Work to be completed
Each line containing the word "this" must be collected.

Data to use
· · · · ·

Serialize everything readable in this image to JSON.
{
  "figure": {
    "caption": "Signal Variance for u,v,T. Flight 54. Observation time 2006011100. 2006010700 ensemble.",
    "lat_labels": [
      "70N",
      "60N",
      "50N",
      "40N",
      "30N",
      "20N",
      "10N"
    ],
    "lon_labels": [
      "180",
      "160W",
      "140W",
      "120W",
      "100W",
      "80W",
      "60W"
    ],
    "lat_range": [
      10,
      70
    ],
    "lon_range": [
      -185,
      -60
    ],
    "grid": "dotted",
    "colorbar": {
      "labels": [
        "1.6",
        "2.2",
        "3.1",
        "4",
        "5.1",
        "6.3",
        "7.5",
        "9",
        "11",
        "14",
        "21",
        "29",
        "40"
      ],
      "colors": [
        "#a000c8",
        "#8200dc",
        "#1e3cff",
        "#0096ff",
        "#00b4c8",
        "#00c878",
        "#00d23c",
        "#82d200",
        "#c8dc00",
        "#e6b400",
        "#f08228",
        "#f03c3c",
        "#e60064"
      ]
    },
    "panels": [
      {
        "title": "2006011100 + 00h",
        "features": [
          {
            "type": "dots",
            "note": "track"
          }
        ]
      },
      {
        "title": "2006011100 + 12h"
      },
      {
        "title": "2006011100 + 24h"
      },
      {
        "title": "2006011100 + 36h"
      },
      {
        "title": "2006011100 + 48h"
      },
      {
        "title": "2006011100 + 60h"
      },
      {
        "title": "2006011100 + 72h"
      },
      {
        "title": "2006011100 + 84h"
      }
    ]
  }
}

· · · · ·

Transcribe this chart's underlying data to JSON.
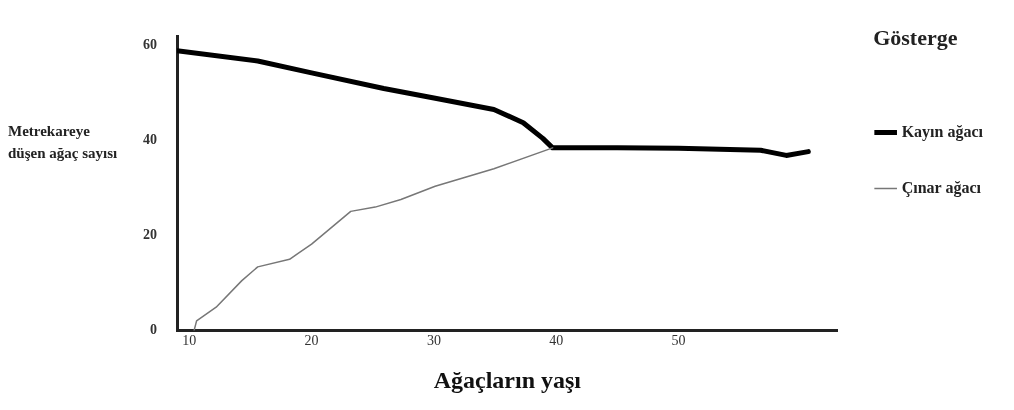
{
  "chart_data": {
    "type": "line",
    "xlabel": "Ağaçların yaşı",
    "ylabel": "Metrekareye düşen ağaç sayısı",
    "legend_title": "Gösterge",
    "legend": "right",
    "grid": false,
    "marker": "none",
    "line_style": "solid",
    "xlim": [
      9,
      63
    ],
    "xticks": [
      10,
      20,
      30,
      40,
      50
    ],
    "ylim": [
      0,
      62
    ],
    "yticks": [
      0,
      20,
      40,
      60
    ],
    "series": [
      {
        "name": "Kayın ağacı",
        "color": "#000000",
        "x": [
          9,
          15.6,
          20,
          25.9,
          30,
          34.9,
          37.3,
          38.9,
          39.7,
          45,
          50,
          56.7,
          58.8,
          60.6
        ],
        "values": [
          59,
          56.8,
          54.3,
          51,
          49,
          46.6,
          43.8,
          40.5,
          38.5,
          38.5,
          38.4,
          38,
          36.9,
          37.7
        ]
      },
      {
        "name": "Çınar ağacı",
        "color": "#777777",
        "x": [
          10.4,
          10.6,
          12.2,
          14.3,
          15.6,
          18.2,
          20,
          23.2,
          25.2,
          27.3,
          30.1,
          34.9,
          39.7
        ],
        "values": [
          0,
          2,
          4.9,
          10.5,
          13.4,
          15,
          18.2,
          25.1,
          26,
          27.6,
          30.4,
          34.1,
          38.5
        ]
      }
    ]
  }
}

· · · · ·

Expected answer
Serialize everything readable in this image to JSON.
Transcribe this chart's underlying data to JSON.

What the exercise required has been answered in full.